## LISTED ENTRIES
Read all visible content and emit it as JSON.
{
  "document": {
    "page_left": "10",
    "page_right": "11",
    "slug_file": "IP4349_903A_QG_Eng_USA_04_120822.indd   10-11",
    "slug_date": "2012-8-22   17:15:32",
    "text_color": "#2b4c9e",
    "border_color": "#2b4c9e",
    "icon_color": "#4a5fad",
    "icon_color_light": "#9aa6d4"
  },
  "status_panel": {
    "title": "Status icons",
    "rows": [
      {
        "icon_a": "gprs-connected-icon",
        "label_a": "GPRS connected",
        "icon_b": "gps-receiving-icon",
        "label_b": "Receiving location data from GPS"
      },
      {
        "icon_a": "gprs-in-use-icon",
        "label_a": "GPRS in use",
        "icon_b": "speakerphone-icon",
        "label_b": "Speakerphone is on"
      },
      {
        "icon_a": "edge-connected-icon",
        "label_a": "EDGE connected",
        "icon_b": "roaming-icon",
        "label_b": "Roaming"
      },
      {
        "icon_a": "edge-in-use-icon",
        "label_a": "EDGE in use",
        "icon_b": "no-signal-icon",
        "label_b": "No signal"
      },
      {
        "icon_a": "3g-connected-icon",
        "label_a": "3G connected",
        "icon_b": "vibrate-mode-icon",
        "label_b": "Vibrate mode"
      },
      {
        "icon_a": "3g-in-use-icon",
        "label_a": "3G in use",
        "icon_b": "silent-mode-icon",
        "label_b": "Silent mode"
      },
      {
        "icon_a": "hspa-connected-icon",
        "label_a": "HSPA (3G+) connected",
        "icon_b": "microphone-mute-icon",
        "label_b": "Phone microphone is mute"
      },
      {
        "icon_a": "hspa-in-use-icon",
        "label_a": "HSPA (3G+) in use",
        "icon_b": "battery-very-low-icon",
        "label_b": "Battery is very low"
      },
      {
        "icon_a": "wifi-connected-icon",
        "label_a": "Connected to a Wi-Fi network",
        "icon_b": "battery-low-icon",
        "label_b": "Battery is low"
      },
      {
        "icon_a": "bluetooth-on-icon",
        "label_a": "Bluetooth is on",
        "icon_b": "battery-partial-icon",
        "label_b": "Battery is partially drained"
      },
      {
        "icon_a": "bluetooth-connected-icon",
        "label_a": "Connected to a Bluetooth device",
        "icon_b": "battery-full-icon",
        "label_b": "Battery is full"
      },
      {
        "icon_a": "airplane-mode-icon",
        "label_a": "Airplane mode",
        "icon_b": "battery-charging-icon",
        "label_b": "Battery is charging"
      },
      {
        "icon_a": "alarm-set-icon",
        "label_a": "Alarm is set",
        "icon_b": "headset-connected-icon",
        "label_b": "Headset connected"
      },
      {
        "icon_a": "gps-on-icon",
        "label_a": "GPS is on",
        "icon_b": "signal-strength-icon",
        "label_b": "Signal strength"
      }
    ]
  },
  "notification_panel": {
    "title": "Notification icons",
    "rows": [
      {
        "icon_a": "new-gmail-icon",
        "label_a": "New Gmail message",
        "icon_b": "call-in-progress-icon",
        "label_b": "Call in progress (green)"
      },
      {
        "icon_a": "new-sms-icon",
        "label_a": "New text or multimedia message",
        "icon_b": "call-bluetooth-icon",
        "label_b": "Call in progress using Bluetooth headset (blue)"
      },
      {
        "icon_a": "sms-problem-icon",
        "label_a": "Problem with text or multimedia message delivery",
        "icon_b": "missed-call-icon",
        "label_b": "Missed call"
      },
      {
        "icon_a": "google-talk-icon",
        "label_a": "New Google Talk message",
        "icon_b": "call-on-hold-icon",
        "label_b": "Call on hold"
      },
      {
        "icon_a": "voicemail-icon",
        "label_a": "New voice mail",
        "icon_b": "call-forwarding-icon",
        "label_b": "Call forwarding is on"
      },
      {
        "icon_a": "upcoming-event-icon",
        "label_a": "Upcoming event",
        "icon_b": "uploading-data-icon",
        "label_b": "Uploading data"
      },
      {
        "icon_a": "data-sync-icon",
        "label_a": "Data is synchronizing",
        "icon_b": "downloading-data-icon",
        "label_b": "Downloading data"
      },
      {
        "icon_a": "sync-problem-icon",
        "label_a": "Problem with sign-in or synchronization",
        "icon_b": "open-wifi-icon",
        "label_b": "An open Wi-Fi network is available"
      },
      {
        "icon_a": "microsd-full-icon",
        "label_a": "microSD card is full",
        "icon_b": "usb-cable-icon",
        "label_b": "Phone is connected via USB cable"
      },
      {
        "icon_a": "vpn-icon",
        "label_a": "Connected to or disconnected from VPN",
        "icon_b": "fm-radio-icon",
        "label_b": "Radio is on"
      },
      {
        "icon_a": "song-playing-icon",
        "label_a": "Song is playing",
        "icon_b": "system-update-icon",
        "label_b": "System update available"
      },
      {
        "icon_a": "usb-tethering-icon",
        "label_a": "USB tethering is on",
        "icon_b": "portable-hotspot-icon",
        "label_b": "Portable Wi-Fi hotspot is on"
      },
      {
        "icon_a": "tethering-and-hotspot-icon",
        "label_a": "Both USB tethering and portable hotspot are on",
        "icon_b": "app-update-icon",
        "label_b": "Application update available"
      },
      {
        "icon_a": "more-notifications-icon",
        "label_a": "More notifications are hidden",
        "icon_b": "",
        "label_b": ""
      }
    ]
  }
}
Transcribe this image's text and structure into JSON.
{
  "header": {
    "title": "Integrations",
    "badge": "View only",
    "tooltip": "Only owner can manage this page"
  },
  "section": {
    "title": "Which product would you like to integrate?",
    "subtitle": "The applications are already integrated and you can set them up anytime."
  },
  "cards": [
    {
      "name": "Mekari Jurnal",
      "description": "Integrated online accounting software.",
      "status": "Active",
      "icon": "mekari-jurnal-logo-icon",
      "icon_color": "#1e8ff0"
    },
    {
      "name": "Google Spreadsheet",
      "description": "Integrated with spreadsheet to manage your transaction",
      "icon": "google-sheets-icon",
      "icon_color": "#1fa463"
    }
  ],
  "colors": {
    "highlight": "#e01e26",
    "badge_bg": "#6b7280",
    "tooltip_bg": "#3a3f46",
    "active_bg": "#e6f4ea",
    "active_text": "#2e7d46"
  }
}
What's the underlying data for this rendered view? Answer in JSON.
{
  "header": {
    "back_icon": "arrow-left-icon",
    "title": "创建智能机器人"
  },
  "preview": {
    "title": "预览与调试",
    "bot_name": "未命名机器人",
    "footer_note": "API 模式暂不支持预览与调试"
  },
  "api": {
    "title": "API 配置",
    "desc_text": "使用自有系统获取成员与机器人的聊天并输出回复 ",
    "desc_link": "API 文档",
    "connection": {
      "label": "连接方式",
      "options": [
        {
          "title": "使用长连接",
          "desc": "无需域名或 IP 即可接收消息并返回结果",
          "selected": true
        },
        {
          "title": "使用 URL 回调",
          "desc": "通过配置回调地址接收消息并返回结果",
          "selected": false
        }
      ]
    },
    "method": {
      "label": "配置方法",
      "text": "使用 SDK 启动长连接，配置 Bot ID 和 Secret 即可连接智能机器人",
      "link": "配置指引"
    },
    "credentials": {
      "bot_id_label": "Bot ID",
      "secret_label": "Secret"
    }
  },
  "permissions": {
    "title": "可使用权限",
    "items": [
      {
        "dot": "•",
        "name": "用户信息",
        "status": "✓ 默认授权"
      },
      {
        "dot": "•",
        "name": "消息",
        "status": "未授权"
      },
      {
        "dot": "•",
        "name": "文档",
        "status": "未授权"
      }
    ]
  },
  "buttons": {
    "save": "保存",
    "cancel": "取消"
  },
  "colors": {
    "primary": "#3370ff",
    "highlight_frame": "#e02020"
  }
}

---

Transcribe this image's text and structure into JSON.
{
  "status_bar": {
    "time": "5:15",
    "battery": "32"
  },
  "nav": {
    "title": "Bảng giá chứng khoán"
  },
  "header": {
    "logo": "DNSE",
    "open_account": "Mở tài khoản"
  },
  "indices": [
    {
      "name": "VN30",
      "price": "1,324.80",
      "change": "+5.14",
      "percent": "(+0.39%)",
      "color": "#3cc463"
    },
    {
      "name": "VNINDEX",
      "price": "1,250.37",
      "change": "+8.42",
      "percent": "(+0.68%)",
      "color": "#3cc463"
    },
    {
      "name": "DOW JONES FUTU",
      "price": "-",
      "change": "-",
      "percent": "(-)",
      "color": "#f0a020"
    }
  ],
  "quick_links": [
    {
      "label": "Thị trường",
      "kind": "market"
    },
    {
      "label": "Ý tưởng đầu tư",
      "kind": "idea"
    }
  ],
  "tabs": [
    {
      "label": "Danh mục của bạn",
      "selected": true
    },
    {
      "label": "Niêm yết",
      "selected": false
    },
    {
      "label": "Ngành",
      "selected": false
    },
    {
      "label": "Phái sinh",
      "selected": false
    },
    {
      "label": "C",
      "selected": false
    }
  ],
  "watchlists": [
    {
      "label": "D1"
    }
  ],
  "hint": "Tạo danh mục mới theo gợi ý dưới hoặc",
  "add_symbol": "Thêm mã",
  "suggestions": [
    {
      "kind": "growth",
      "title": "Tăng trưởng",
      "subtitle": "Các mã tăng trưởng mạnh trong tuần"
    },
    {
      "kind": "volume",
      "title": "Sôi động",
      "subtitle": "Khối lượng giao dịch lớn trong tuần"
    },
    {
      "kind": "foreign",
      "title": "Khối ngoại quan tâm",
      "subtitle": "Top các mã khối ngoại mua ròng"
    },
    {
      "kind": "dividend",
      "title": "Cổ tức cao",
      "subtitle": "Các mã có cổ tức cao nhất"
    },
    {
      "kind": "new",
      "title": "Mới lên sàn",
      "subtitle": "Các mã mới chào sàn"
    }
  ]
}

## GOAL
Above is a listing; report how many of its lines include the word "strength", giving the number only.

## OUTPUT FOR THIS TASK
2